### OBJECTIVES
a) Which Jetpack version is used in the tegraflash partition thread?
b) Print the tegraflash partition thread from "Tegraflash_internal.py do not" to "while booting kernel.", word for word.
c) Continue the tegraflash partition thread from the point where it stops.

### PASSAGE
=======
Tegraflash_internal.py do not erase partition before writing

I’m using Jetpack 4.5.1 with TX2.
I was trying to flash just APP partition using
./flash.sh -r -k APP jetson-tx2 mmcblk0p1
And got a lot of ext4 errors while booting kernel.
So I have started to investigate:

  1. Flash whole tx2: ./flash.sh jetson-tx2 mmcblk0p1
  2. Interrupt boot at U-boot
  3. Dump APP partition: ./flash.sh -r -k APP -G dump jetson-tx2 mmcblk0p1
  4. It matches with bootloader/system.img
  5. Flash just APP: ./flash.sh -r -k APP jetson-tx2 mmcblk0p1
  6. Interrupt at u-boot and dump. Still matches bootloader/system.img
  7. Boot linux and finish setup
  8. Re-flash just APP: ./flash.sh -r -k APP jetson-tx2 mmcblk0p1
  9. Dump APP - DO NOT MATCH bootloader/system.img
  10. Add tegraflash_erase_partition(partition_name) before tegraflash_write_partition in bootloader/tegraflash_internal.py:522
  11. Re-flash just APP, dump and validate - Now it matches bootloader/system.img

It looks like the erase step is missing. Should it be fixed?
=======
### EXTRACTED DATA
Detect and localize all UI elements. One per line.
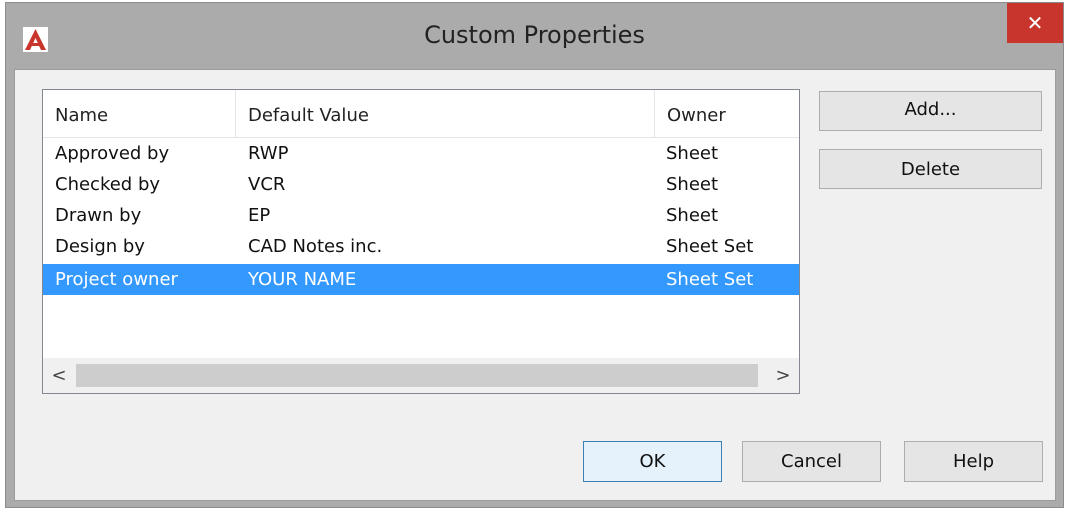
close-icon: ✕ bbox=[1026, 11, 1044, 35]
add-button[interactable]: Add... bbox=[819, 91, 1042, 131]
table-row[interactable]: Approved by RWP Sheet bbox=[43, 138, 799, 169]
list-header: Name Default Value Owner bbox=[43, 90, 799, 138]
dialog-body: Name Default Value Owner Approved by RWP… bbox=[14, 69, 1056, 501]
row-owner: Sheet bbox=[666, 174, 719, 195]
properties-list[interactable]: Name Default Value Owner Approved by RWP… bbox=[42, 89, 800, 394]
table-row-selected[interactable]: Project owner YOUR NAME Sheet Set bbox=[43, 264, 799, 295]
title-bar[interactable]: Custom Properties ✕ bbox=[6, 3, 1063, 69]
delete-button[interactable]: Delete bbox=[819, 149, 1042, 189]
row-default-value: RWP bbox=[248, 143, 289, 164]
row-owner: Sheet bbox=[666, 143, 719, 164]
row-default-value: EP bbox=[248, 205, 271, 226]
row-name: Design by bbox=[55, 236, 145, 257]
help-button[interactable]: Help bbox=[904, 441, 1043, 482]
row-owner: Sheet Set bbox=[666, 236, 754, 257]
column-header-name[interactable]: Name bbox=[43, 90, 235, 137]
cancel-button[interactable]: Cancel bbox=[742, 441, 881, 482]
scroll-left-icon[interactable]: < bbox=[45, 358, 73, 393]
column-header-owner[interactable]: Owner bbox=[655, 90, 799, 137]
table-row[interactable]: Design by CAD Notes inc. Sheet Set bbox=[43, 231, 799, 262]
row-owner: Sheet Set bbox=[666, 269, 754, 290]
row-default-value: VCR bbox=[248, 174, 286, 195]
custom-properties-dialog: Custom Properties ✕ Name Default Value O… bbox=[5, 2, 1064, 508]
row-name: Drawn by bbox=[55, 205, 142, 226]
scrollbar-thumb[interactable] bbox=[76, 364, 758, 387]
row-owner: Sheet bbox=[666, 205, 719, 226]
table-row[interactable]: Drawn by EP Sheet bbox=[43, 200, 799, 231]
row-name: Approved by bbox=[55, 143, 170, 164]
row-name: Checked by bbox=[55, 174, 161, 195]
row-default-value: YOUR NAME bbox=[248, 269, 357, 290]
ok-button[interactable]: OK bbox=[583, 441, 722, 482]
row-default-value: CAD Notes inc. bbox=[248, 236, 383, 257]
scroll-right-icon[interactable]: > bbox=[769, 358, 797, 393]
close-button[interactable]: ✕ bbox=[1007, 3, 1063, 43]
row-name: Project owner bbox=[55, 269, 178, 290]
table-row[interactable]: Checked by VCR Sheet bbox=[43, 169, 799, 200]
horizontal-scrollbar[interactable]: < > bbox=[43, 358, 799, 393]
dialog-title: Custom Properties bbox=[424, 21, 645, 49]
column-header-default-value[interactable]: Default Value bbox=[236, 90, 654, 137]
=======
### EXPECTED ANSWERS
a) Jetpack 4.5.1.

b)
Tegraflash_internal.py do not erase partition before writing

I’m using Jetpack 4.5.1 with TX2.
I was trying to flash just APP partition using
./flash.sh -r -k APP jetson-tx2 mmcblk0p1
And got a lot of ext4 errors while booting kernel.

c)
There is no “specific” erase step (so far as I know it just overwrites), but it does seem like the APP partition should still match with the “-r -K APP” no matter how many times it is performed. I can’t confirm if this is what happens or not, but what would be of interest is if you were to clone the differing APP partition and compare it to the “bootloader/system.img.raw”. What I would compare:

  • Exact clone and system.img.raw sizes;
  • Extract the first 32 bytes or so at the front of the clone and system.img.raw and compare hexadecimal;
  • Extract the first 32 bytes or so at the end of the clone and system.img.raw and compare hexadecimal;
  • Loopback mount both and compare the sha1sum of all content in the “/boot” directory.

Note that from the “Linux_for_Tegra/” directory you can clone via:
sudo ./flash.sh -r -k APP -G my_backup.img jetson-tx2 mmcblk0p1

A clone produces both a sparse image ("my_backup.img" in the above) which is useless for most comparison purposes, and also produces a raw image ("my_backup.img.raw" in the above). This raw image should be an exact bit-for-bit match to the “bootloader/system.img.raw” used in the APP partition flash…but only if boot has never reached the Linux kernel and thus first boot changes don’t exist.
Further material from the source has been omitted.